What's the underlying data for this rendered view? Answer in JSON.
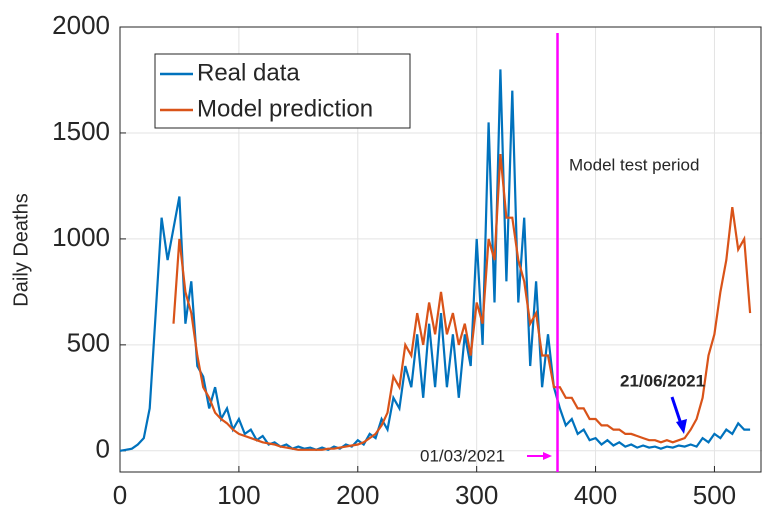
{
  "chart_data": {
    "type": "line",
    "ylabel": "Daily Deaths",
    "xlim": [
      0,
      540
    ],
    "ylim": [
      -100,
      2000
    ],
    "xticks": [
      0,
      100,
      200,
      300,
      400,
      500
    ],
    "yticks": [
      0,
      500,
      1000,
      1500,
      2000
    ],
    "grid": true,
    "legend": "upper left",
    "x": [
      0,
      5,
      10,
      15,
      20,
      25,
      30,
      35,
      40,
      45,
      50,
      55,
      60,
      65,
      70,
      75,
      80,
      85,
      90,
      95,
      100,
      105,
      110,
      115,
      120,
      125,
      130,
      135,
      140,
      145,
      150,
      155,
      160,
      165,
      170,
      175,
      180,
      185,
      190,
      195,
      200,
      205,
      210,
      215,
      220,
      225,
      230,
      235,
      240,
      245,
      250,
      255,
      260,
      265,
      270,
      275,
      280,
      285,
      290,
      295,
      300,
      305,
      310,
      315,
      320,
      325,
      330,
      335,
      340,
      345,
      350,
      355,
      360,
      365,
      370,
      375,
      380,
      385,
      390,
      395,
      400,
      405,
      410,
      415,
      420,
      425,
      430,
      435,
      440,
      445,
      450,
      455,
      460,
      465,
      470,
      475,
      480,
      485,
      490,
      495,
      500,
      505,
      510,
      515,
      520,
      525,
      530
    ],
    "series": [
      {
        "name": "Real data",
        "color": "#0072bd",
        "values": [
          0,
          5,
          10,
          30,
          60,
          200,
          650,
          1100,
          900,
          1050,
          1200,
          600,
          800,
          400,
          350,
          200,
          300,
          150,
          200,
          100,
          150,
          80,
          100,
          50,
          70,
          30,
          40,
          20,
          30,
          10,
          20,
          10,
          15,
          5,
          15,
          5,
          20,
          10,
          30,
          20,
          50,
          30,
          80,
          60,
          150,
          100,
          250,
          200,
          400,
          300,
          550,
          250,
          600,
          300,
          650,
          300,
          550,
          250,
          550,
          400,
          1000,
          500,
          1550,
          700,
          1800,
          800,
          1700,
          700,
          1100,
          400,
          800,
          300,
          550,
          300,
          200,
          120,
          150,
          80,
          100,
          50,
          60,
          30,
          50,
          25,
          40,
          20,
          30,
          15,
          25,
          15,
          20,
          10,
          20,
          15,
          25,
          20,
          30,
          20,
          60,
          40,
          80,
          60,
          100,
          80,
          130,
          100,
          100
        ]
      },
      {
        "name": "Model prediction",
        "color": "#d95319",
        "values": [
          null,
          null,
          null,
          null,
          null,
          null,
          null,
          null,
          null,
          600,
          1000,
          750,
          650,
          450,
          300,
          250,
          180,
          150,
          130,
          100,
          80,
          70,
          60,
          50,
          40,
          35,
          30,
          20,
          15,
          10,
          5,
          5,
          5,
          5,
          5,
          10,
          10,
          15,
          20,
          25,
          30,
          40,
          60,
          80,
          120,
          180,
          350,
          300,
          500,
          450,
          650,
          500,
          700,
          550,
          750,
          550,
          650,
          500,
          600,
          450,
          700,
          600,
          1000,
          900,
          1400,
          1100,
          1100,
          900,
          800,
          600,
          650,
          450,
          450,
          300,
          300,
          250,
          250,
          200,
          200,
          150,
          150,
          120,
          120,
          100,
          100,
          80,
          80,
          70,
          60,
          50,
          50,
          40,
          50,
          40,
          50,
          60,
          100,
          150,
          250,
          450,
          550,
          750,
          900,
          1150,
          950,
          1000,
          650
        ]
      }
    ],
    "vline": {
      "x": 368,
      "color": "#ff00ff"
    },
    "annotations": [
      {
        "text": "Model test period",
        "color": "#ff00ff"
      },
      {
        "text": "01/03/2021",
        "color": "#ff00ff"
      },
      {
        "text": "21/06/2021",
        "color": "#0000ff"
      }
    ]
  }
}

- [Exercise brief]
Return each line exactly as written. Any picture gets left out.

- [Full solution]
What's the underlying data for this rendered view? Answer in JSON.
{
  "chart_data": {
    "type": "line",
    "ylabel": "Daily Deaths",
    "xlim": [
      0,
      540
    ],
    "ylim": [
      -100,
      2000
    ],
    "xticks": [
      0,
      100,
      200,
      300,
      400,
      500
    ],
    "yticks": [
      0,
      500,
      1000,
      1500,
      2000
    ],
    "grid": true,
    "legend": "upper left",
    "x": [
      0,
      5,
      10,
      15,
      20,
      25,
      30,
      35,
      40,
      45,
      50,
      55,
      60,
      65,
      70,
      75,
      80,
      85,
      90,
      95,
      100,
      105,
      110,
      115,
      120,
      125,
      130,
      135,
      140,
      145,
      150,
      155,
      160,
      165,
      170,
      175,
      180,
      185,
      190,
      195,
      200,
      205,
      210,
      215,
      220,
      225,
      230,
      235,
      240,
      245,
      250,
      255,
      260,
      265,
      270,
      275,
      280,
      285,
      290,
      295,
      300,
      305,
      310,
      315,
      320,
      325,
      330,
      335,
      340,
      345,
      350,
      355,
      360,
      365,
      370,
      375,
      380,
      385,
      390,
      395,
      400,
      405,
      410,
      415,
      420,
      425,
      430,
      435,
      440,
      445,
      450,
      455,
      460,
      465,
      470,
      475,
      480,
      485,
      490,
      495,
      500,
      505,
      510,
      515,
      520,
      525,
      530
    ],
    "series": [
      {
        "name": "Real data",
        "color": "#0072bd",
        "values": [
          0,
          5,
          10,
          30,
          60,
          200,
          650,
          1100,
          900,
          1050,
          1200,
          600,
          800,
          400,
          350,
          200,
          300,
          150,
          200,
          100,
          150,
          80,
          100,
          50,
          70,
          30,
          40,
          20,
          30,
          10,
          20,
          10,
          15,
          5,
          15,
          5,
          20,
          10,
          30,
          20,
          50,
          30,
          80,
          60,
          150,
          100,
          250,
          200,
          400,
          300,
          550,
          250,
          600,
          300,
          650,
          300,
          550,
          250,
          550,
          400,
          1000,
          500,
          1550,
          700,
          1800,
          800,
          1700,
          700,
          1100,
          400,
          800,
          300,
          550,
          300,
          200,
          120,
          150,
          80,
          100,
          50,
          60,
          30,
          50,
          25,
          40,
          20,
          30,
          15,
          25,
          15,
          20,
          10,
          20,
          15,
          25,
          20,
          30,
          20,
          60,
          40,
          80,
          60,
          100,
          80,
          130,
          100,
          100
        ]
      },
      {
        "name": "Model prediction",
        "color": "#d95319",
        "values": [
          null,
          null,
          null,
          null,
          null,
          null,
          null,
          null,
          null,
          600,
          1000,
          750,
          650,
          450,
          300,
          250,
          180,
          150,
          130,
          100,
          80,
          70,
          60,
          50,
          40,
          35,
          30,
          20,
          15,
          10,
          5,
          5,
          5,
          5,
          5,
          10,
          10,
          15,
          20,
          25,
          30,
          40,
          60,
          80,
          120,
          180,
          350,
          300,
          500,
          450,
          650,
          500,
          700,
          550,
          750,
          550,
          650,
          500,
          600,
          450,
          700,
          600,
          1000,
          900,
          1400,
          1100,
          1100,
          900,
          800,
          600,
          650,
          450,
          450,
          300,
          300,
          250,
          250,
          200,
          200,
          150,
          150,
          120,
          120,
          100,
          100,
          80,
          80,
          70,
          60,
          50,
          50,
          40,
          50,
          40,
          50,
          60,
          100,
          150,
          250,
          450,
          550,
          750,
          900,
          1150,
          950,
          1000,
          650
        ]
      }
    ],
    "vline": {
      "x": 368,
      "color": "#ff00ff"
    },
    "annotations": [
      {
        "text": "Model test period",
        "color": "#ff00ff"
      },
      {
        "text": "01/03/2021",
        "color": "#ff00ff"
      },
      {
        "text": "21/06/2021",
        "color": "#0000ff"
      }
    ]
  }
}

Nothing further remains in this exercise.